# Task input start
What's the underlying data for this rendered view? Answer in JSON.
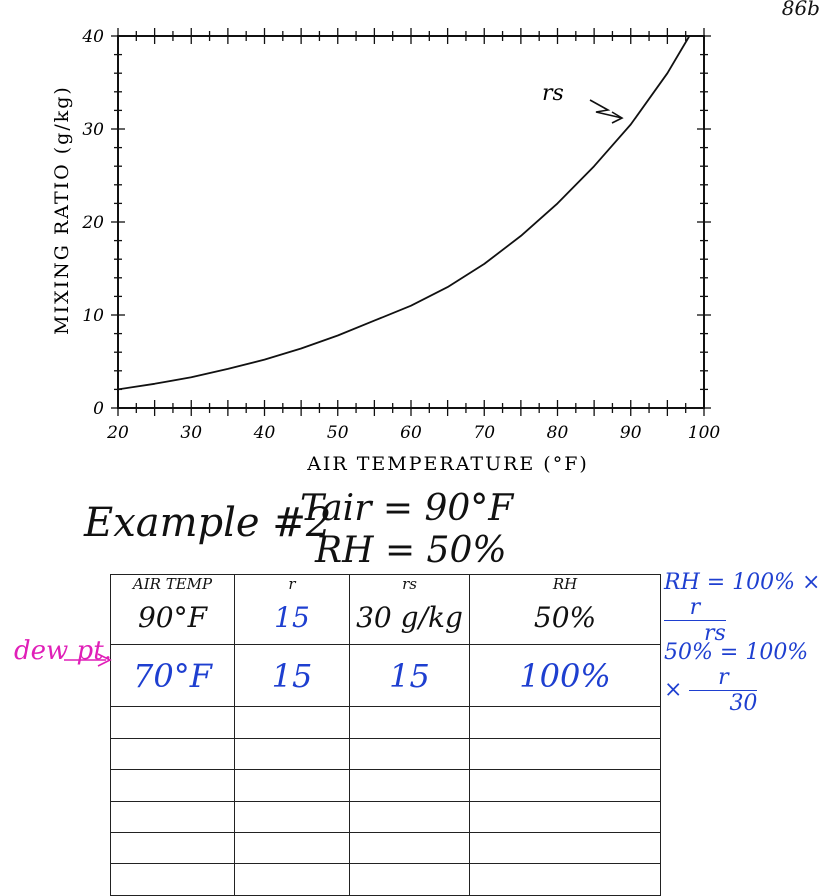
{
  "page_number": "86b",
  "chart_data": {
    "type": "line",
    "xlabel": "AIR TEMPERATURE (°F)",
    "ylabel": "MIXING RATIO (g/kg)",
    "xlim": [
      20,
      100
    ],
    "ylim": [
      0,
      40
    ],
    "x_ticks": [
      "20",
      "30",
      "40",
      "50",
      "60",
      "70",
      "80",
      "90",
      "100"
    ],
    "y_ticks": [
      "0",
      "10",
      "20",
      "30",
      "40"
    ],
    "grid": false,
    "series": [
      {
        "name": "rs",
        "x": [
          20,
          25,
          30,
          35,
          40,
          45,
          50,
          55,
          60,
          65,
          70,
          75,
          80,
          85,
          90,
          95,
          98
        ],
        "y": [
          2,
          2.6,
          3.3,
          4.2,
          5.2,
          6.4,
          7.8,
          9.4,
          11,
          13,
          15.5,
          18.5,
          22,
          26,
          30.5,
          36,
          40
        ]
      }
    ],
    "annotation": "rs"
  },
  "example": {
    "title": "Example #2",
    "tair": "Tair = 90°F",
    "rh": "RH = 50%"
  },
  "table": {
    "headers": [
      "AIR TEMP",
      "r",
      "rs",
      "RH"
    ],
    "rows": [
      [
        "90°F",
        "15",
        "30 g/kg",
        "50%"
      ],
      [
        "70°F",
        "15",
        "15",
        "100%"
      ]
    ],
    "empty_rows": 6
  },
  "dew_label": "dew pt.",
  "formulas": {
    "f1_left": "RH = 100% ×",
    "f1_num": "r",
    "f1_den": "rs",
    "f2_left": "50% = 100% ×",
    "f2_num": "r",
    "f2_den": "30"
  },
  "colors": {
    "ink": "#111111",
    "blue_ink": "#1e3fd0",
    "magenta_ink": "#e01fb8"
  }
}
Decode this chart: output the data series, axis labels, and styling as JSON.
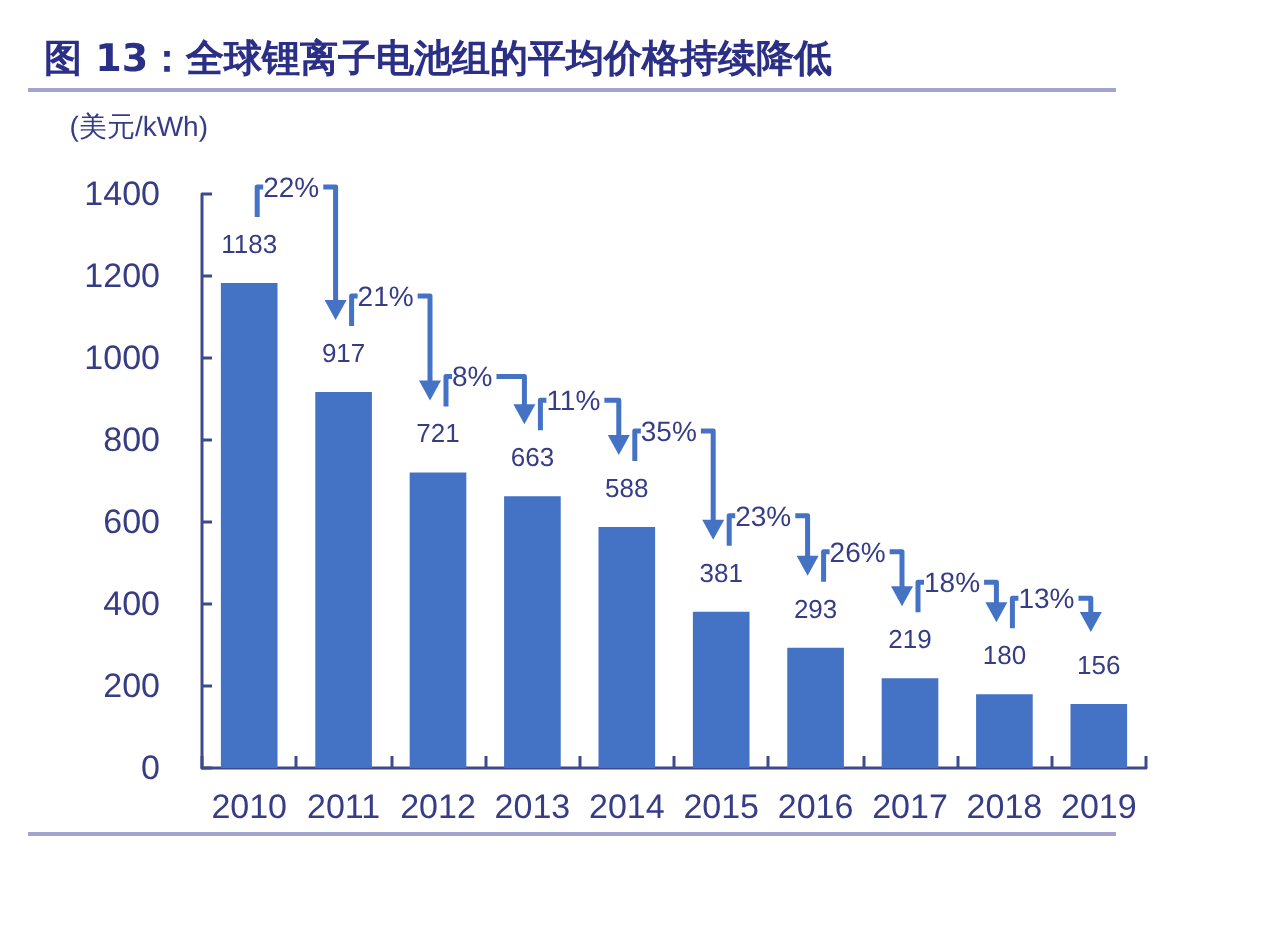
{
  "chart_data": {
    "type": "bar",
    "title": "图 13：全球锂离子电池组的平均价格持续降低",
    "ylabel": "(美元/kWh)",
    "categories": [
      "2010",
      "2011",
      "2012",
      "2013",
      "2014",
      "2015",
      "2016",
      "2017",
      "2018",
      "2019"
    ],
    "values": [
      1183,
      917,
      721,
      663,
      588,
      381,
      293,
      219,
      180,
      156
    ],
    "color": "#4472c4",
    "ylim": [
      0,
      1400
    ],
    "yticks": [
      0,
      200,
      400,
      600,
      800,
      1000,
      1200,
      1400
    ],
    "grid": false,
    "data_labels": true,
    "annotations": [
      "22%",
      "21%",
      "8%",
      "11%",
      "35%",
      "23%",
      "26%",
      "18%",
      "13%"
    ]
  }
}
# Task input end
• _What to produce_
Reply with the number of lines in the preceding entries that contain "ylabel", and no other words.

• _Solution for this task_
2